§ INSTRUCTIONS FOR THE TASK: Lines containing the string "CHAT" are to be counted; report the total by itself.

§ PROVIDED RECORDS:
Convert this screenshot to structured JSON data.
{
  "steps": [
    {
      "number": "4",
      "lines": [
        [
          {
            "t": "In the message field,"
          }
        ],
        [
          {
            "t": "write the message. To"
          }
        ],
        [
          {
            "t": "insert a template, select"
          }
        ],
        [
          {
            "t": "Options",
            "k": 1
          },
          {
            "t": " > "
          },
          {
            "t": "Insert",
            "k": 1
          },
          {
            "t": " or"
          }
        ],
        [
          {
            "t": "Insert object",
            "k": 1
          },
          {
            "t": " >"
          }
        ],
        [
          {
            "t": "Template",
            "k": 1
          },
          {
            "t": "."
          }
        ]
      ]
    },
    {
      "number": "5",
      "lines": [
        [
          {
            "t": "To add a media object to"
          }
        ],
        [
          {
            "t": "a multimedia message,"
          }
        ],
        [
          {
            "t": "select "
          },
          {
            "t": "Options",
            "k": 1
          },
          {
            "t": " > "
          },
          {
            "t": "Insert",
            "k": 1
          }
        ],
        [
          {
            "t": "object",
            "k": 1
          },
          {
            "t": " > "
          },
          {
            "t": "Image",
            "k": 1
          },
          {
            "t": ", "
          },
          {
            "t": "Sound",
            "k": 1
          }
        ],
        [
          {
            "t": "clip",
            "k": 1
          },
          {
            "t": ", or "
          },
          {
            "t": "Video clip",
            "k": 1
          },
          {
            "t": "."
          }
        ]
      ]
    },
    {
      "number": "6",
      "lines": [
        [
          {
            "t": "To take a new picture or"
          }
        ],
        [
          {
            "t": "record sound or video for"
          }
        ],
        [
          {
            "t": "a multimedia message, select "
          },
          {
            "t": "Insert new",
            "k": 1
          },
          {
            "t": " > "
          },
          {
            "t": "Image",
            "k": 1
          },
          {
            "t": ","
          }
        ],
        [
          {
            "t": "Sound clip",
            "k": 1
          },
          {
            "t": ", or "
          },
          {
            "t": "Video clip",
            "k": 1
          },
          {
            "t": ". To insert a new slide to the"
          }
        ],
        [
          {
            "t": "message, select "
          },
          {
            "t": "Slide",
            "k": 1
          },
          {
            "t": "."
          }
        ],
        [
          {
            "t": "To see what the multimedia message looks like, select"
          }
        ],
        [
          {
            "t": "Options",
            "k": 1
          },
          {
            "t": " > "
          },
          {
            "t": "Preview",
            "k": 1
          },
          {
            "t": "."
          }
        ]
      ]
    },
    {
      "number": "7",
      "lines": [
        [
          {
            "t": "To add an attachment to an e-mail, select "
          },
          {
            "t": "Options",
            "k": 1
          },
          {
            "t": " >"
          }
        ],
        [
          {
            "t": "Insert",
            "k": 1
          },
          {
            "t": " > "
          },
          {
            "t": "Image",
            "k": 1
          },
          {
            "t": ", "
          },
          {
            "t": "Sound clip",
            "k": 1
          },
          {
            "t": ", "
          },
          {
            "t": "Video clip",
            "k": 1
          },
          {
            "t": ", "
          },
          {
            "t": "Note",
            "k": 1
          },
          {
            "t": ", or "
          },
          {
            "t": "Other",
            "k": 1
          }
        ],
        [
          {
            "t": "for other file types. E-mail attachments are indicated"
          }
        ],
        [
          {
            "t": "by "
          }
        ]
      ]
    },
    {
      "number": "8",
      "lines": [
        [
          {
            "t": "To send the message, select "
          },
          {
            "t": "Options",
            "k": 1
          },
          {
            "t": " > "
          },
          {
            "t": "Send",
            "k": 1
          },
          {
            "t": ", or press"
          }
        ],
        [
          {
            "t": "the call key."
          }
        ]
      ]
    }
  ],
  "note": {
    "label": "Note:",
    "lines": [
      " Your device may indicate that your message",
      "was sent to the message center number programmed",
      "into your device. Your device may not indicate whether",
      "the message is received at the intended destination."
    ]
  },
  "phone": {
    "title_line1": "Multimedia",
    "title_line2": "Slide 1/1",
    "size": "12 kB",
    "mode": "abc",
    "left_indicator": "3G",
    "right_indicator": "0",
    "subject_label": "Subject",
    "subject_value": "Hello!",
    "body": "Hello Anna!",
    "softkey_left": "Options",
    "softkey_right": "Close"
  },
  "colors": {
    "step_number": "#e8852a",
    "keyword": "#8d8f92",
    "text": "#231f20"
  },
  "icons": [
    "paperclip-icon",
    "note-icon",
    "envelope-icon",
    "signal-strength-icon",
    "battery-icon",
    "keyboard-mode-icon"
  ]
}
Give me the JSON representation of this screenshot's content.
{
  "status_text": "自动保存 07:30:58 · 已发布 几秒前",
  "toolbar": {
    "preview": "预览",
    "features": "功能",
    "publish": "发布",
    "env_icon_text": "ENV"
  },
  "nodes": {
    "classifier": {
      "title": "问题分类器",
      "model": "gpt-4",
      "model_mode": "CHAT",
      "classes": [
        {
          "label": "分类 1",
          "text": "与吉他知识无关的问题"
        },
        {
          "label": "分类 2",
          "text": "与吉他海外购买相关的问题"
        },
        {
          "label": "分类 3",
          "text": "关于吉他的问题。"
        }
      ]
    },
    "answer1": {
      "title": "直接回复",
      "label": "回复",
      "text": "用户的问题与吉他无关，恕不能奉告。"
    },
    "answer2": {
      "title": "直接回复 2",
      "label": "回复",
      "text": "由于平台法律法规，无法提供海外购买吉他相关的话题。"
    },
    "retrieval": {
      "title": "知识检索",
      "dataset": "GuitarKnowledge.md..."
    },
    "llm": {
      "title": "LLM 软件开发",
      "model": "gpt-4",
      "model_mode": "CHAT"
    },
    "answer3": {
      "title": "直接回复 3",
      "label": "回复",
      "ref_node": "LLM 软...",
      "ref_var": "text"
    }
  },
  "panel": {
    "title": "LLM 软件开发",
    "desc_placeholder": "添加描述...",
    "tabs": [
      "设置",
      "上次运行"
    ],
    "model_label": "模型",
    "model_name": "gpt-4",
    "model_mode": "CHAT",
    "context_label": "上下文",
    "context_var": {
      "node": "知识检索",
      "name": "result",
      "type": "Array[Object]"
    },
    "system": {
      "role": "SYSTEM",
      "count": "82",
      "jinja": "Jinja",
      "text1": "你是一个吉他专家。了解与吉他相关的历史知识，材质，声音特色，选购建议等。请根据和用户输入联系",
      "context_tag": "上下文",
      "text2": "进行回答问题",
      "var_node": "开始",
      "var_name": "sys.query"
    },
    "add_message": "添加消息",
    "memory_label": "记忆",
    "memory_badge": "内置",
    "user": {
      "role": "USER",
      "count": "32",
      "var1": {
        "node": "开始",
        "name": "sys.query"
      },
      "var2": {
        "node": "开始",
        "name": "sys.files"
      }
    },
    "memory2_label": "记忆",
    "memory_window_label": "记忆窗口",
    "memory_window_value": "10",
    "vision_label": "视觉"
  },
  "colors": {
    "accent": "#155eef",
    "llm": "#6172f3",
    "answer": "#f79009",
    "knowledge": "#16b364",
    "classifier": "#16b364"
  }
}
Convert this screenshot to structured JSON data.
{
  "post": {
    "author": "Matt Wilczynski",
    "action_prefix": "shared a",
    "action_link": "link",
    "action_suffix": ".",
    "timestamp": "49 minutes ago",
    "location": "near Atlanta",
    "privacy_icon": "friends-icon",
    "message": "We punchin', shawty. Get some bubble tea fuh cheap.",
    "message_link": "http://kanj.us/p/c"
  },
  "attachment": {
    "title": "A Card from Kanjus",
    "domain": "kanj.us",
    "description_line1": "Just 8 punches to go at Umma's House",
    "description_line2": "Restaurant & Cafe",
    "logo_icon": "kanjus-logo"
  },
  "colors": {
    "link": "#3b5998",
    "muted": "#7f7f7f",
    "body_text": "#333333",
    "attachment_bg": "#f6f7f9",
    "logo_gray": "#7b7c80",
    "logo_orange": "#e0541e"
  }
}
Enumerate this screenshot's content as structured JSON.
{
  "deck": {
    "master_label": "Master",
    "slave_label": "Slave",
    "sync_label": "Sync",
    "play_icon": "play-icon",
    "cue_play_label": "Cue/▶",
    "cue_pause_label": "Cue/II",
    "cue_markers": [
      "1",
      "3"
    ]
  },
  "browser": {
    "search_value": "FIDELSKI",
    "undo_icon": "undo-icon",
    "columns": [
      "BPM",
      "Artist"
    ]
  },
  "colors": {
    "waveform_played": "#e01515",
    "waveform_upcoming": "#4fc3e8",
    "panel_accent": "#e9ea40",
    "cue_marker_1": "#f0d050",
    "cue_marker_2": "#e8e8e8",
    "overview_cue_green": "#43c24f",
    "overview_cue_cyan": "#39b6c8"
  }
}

§ TASK OUTPUT: 3